*Written task*:
Filter the records below and copy every line containing the word "está".

*Data extract*:
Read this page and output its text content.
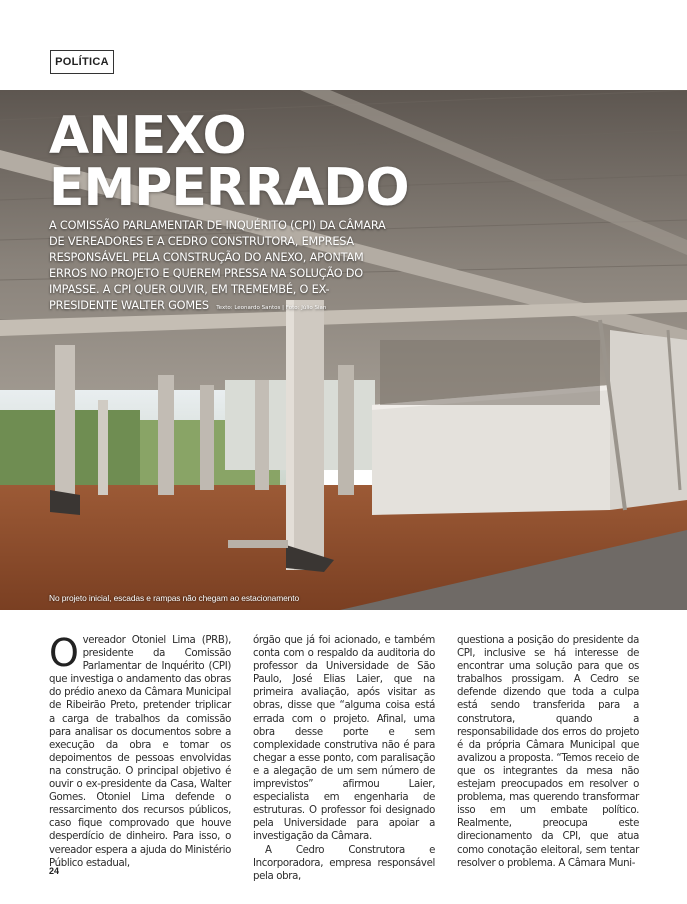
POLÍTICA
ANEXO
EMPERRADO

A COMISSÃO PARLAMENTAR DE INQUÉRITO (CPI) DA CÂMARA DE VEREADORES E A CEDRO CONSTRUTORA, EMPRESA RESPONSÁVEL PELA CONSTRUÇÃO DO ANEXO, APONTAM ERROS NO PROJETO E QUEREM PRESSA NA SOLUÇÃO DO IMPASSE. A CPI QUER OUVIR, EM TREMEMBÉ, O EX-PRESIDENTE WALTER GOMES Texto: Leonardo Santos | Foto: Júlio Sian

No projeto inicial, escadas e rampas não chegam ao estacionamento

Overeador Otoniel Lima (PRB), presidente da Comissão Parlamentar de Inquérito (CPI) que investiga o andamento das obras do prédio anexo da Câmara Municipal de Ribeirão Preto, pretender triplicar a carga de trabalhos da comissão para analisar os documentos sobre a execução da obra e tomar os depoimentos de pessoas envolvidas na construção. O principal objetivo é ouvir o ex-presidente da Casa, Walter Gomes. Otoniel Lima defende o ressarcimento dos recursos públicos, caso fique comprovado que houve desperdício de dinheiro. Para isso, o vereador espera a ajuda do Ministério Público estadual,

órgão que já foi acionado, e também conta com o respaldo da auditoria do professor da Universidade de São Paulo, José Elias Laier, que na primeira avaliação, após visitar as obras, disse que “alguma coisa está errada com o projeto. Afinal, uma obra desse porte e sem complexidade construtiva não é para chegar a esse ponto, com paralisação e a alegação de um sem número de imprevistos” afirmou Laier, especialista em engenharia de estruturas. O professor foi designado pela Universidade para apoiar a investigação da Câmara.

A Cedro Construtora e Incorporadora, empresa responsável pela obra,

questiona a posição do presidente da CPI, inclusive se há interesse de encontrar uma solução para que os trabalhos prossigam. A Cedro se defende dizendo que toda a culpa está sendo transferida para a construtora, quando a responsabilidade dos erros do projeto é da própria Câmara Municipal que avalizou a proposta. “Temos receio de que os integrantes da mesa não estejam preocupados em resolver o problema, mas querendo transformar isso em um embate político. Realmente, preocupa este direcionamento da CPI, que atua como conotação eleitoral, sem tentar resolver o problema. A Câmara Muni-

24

*Written solution*:
órgão que já foi acionado, e também conta com o respaldo da auditoria do professor da Universidade de São Paulo, José Elias Laier, que na primeira avaliação, após visitar as obras, disse que “alguma coisa está errada com o projeto. Afinal, uma obra desse porte e sem complexidade construtiva não é para chegar a esse ponto, com paralisação e a alegação de um sem número de imprevistos” afirmou Laier, especialista em engenharia de estruturas. O professor foi designado pela Universidade para apoiar a investigação da Câmara.
questiona a posição do presidente da CPI, inclusive se há interesse de encontrar uma solução para que os trabalhos prossigam. A Cedro se defende dizendo que toda a culpa está sendo transferida para a construtora, quando a responsabilidade dos erros do projeto é da própria Câmara Municipal que avalizou a proposta. “Temos receio de que os integrantes da mesa não estejam preocupados em resolver o problema, mas querendo transformar isso em um embate político. Realmente, preocupa este direcionamento da CPI, que atua como conotação eleitoral, sem tentar resolver o problema. A Câmara Muni-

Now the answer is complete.